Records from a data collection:

>>>>>

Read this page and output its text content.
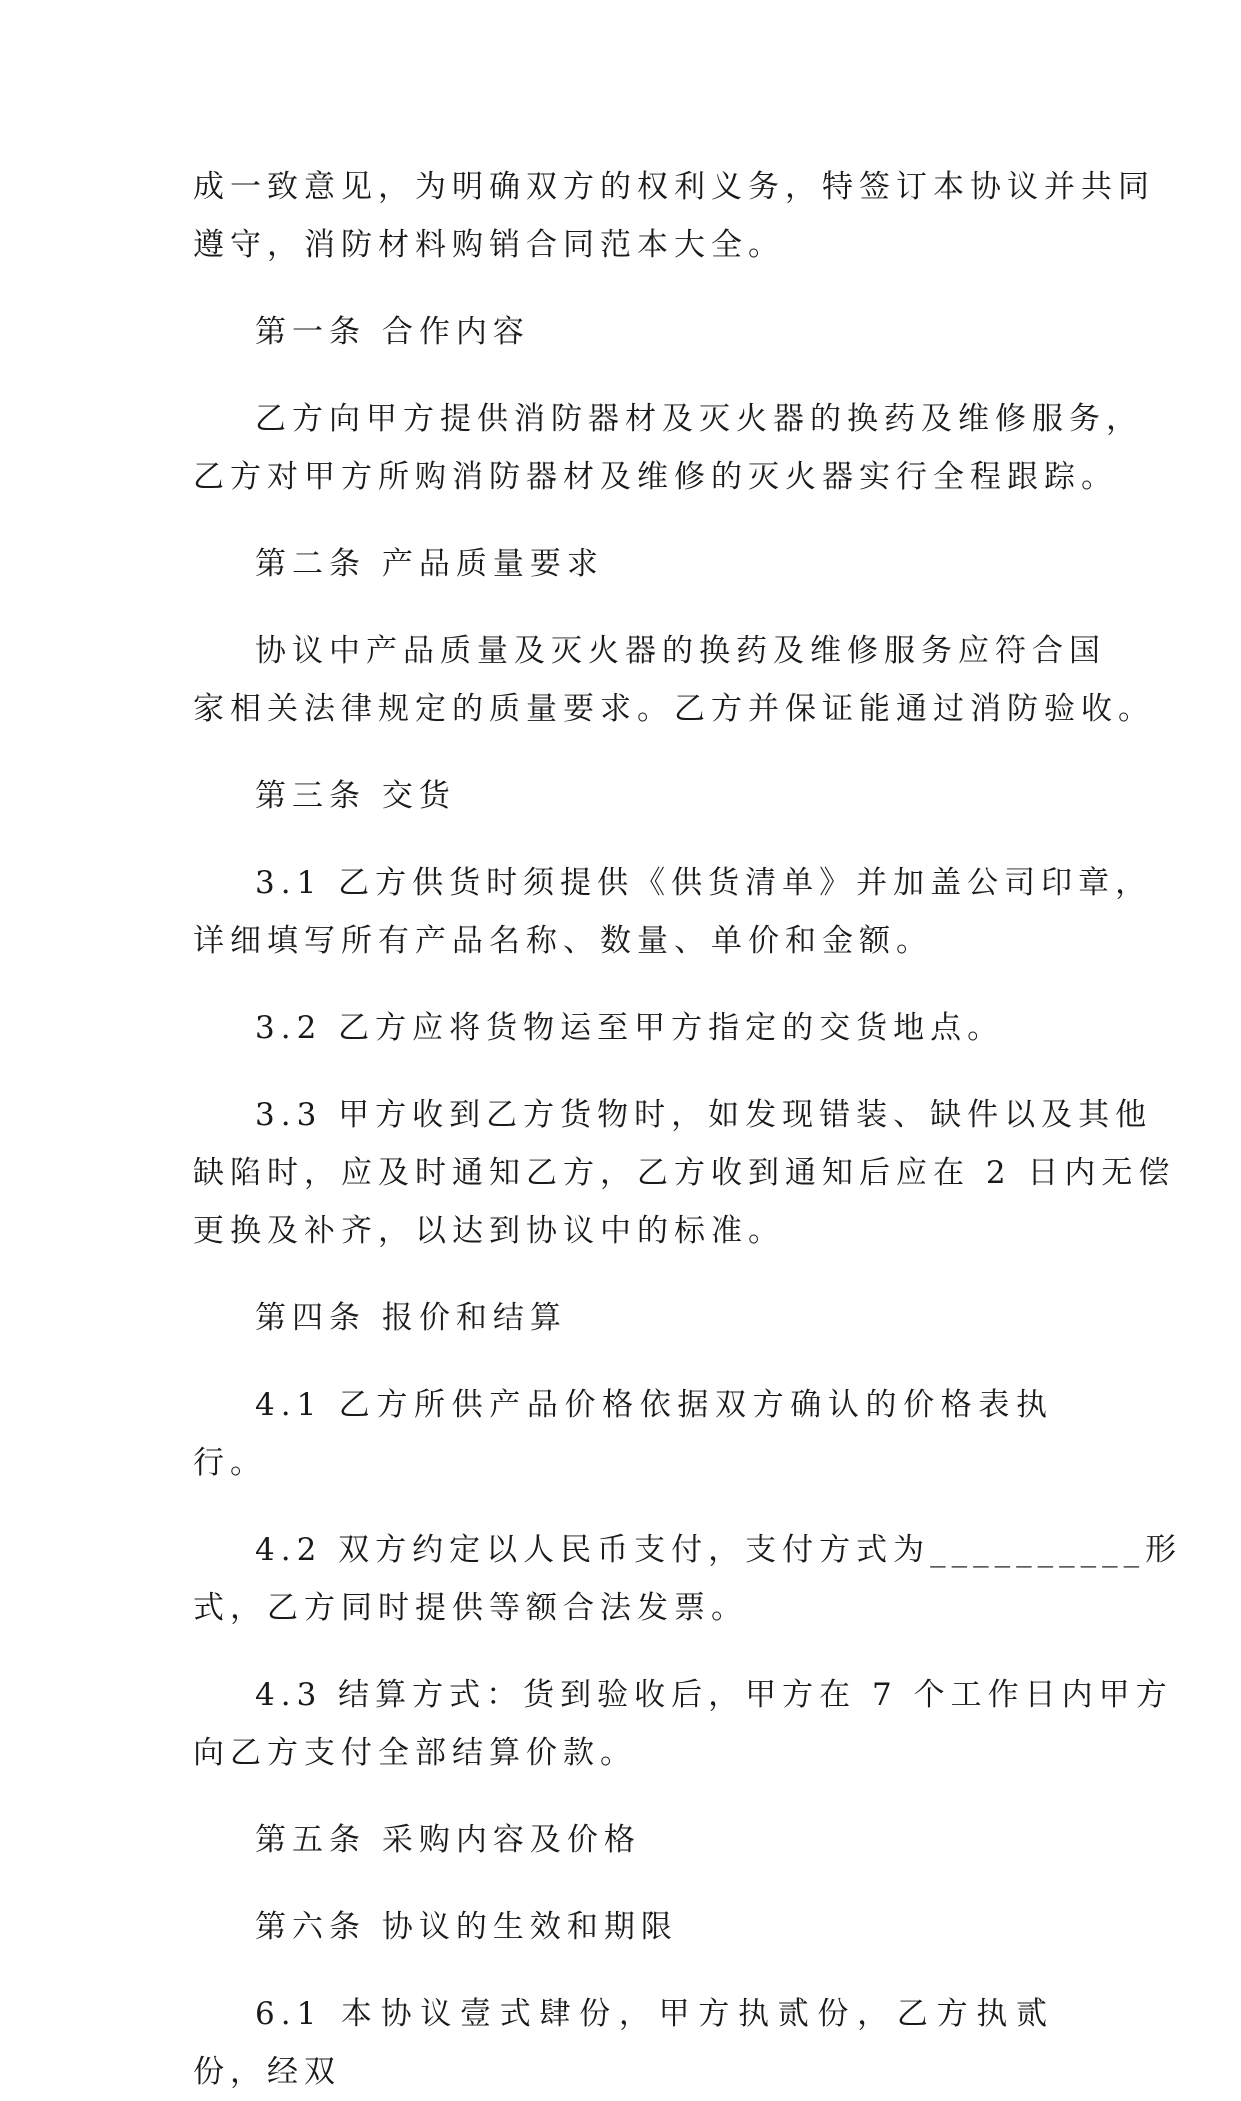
成一致意见，为明确双方的权利义务，特签订本协议并共同
遵守，消防材料购销合同范本大全。

第一条 合作内容

乙方向甲方提供消防器材及灭火器的换药及维修服务，
乙方对甲方所购消防器材及维修的灭火器实行全程跟踪。

第二条 产品质量要求

协议中产品质量及灭火器的换药及维修服务应符合国
家相关法律规定的质量要求。乙方并保证能通过消防验收。

第三条 交货

3.1 乙方供货时须提供《供货清单》并加盖公司印章，
详细填写所有产品名称、数量、单价和金额。

3.2 乙方应将货物运至甲方指定的交货地点。

3.3 甲方收到乙方货物时，如发现错装、缺件以及其他
缺陷时，应及时通知乙方，乙方收到通知后应在 2 日内无偿
更换及补齐，以达到协议中的标准。

第四条 报价和结算

4.1 乙方所供产品价格依据双方确认的价格表执行。

4.2 双方约定以人民币支付，支付方式为__________形
式，乙方同时提供等额合法发票。

4.3 结算方式：货到验收后，甲方在 7 个工作日内甲方
向乙方支付全部结算价款。

第五条 采购内容及价格

第六条 协议的生效和期限

6.1 本协议壹式肆份，甲方执贰份，乙方执贰份，经双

<<<<<

◆ **WORK TO DO**: Transcribe all of the entries word for word, but skip any pictures they contain.

◆ **FINAL RESULT**:
Read this page and output its text content.
成一致意见，为明确双方的权利义务，特签订本协议并共同
遵守，消防材料购销合同范本大全。

第一条 合作内容

乙方向甲方提供消防器材及灭火器的换药及维修服务，
乙方对甲方所购消防器材及维修的灭火器实行全程跟踪。

第二条 产品质量要求

协议中产品质量及灭火器的换药及维修服务应符合国
家相关法律规定的质量要求。乙方并保证能通过消防验收。

第三条 交货

3.1 乙方供货时须提供《供货清单》并加盖公司印章，
详细填写所有产品名称、数量、单价和金额。

3.2 乙方应将货物运至甲方指定的交货地点。

3.3 甲方收到乙方货物时，如发现错装、缺件以及其他
缺陷时，应及时通知乙方，乙方收到通知后应在 2 日内无偿
更换及补齐，以达到协议中的标准。

第四条 报价和结算

4.1 乙方所供产品价格依据双方确认的价格表执行。

4.2 双方约定以人民币支付，支付方式为__________形
式，乙方同时提供等额合法发票。

4.3 结算方式：货到验收后，甲方在 7 个工作日内甲方
向乙方支付全部结算价款。

第五条 采购内容及价格

第六条 协议的生效和期限

6.1 本协议壹式肆份，甲方执贰份，乙方执贰份，经双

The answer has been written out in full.